## PROBLEM TO SOLVE:
Answer with a single number, the count of lines holding the word "Negócios".
>> START EXERCISE INPUT
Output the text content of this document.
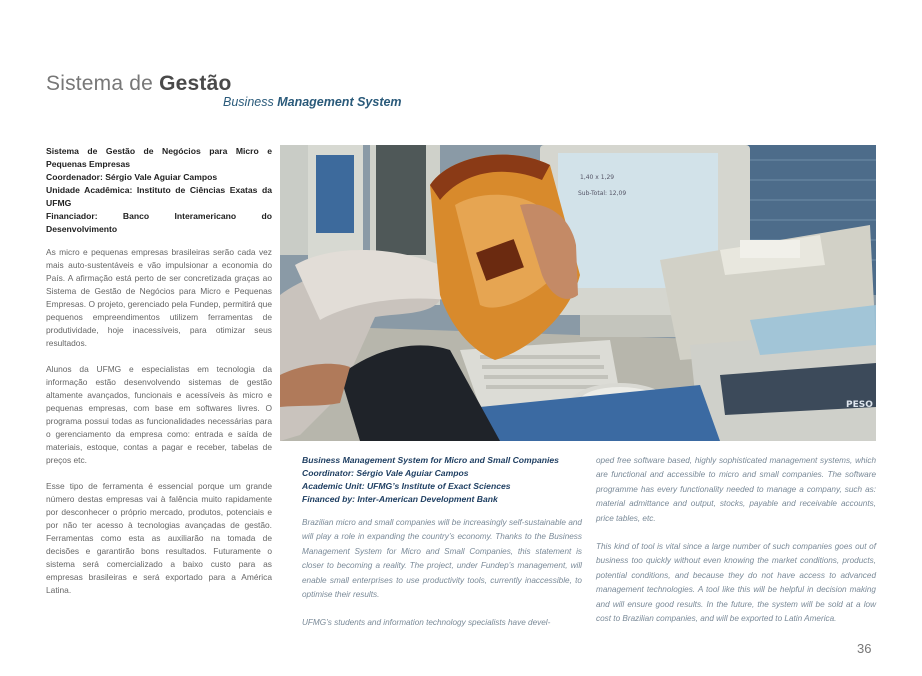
Sistema de Gestão
Business Management System
Sistema de Gestão de Negócios para Micro e Pequenas Empresas
Coordenador: Sérgio Vale Aguiar Campos
Unidade Acadêmica: Instituto de Ciências Exatas da UFMG
Financiador: Banco Interamericano do Desenvolvimento

As micro e pequenas empresas brasileiras serão cada vez mais auto-sustentáveis e vão impulsionar a economia do País. A afirmação está perto de ser concretizada graças ao Sistema de Gestão de Negócios para Micro e Pequenas Empresas. O projeto, gerenciado pela Fundep, permitirá que pequenos empreendimentos utilizem ferramentas de produtividade, hoje inacessíveis, para otimizar seus resultados.

Alunos da UFMG e especialistas em tecnologia da informação estão desenvolvendo sistemas de gestão altamente avançados, funcionais e acessíveis às micro e pequenas empresas, com base em softwares livres. O programa possui todas as funcionalidades necessárias para o gerenciamento da empresa como: entrada e saída de materiais, estoque, contas a pagar e receber, tabelas de preços etc.

Esse tipo de ferramenta é essencial porque um grande número destas empresas vai à falência muito rapidamente por desconhecer o próprio mercado, produtos, potenciais e por não ter acesso à tecnologias avançadas de gestão. Ferramentas como esta as auxiliarão na tomada de decisões e garantirão bons resultados. Futuramente o sistema será comercializado a baixo custo para as empresas brasileiras e será exportado para a América Latina.

1,40 x 1,29
Sub-Total: 12,09
PESO
Business Management System for Micro and Small Companies
Coordinator: Sérgio Vale Aguiar Campos
Academic Unit: UFMG’s Institute of Exact Sciences
Financed by: Inter-American Development Bank

Brazilian micro and small companies will be increasingly self-sustainable and will play a role in expanding the country’s economy. Thanks to the Business Management System for Micro and Small Companies, this statement is closer to becoming a reality. The project, under Fundep’s management, will enable small enterprises to use productivity tools, currently inaccessible, to optimise their results.

UFMG’s students and information technology specialists have devel-

oped free software based, highly sophisticated management systems, which are functional and accessible to micro and small companies. The software programme has every functionality needed to manage a company, such as: material admittance and output, stocks, payable and receivable accounts, price tables, etc.

This kind of tool is vital since a large number of such companies goes out of business too quickly without even knowing the market conditions, products, potential conditions, and because they do not have access to advanced management technologies. A tool like this will be helpful in decision making and will ensure good results. In the future, the system will be sold at a low cost to Brazilian companies, and will be exported to Latin America.

36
>> END EXERCISE INPUT
## REPLY:
2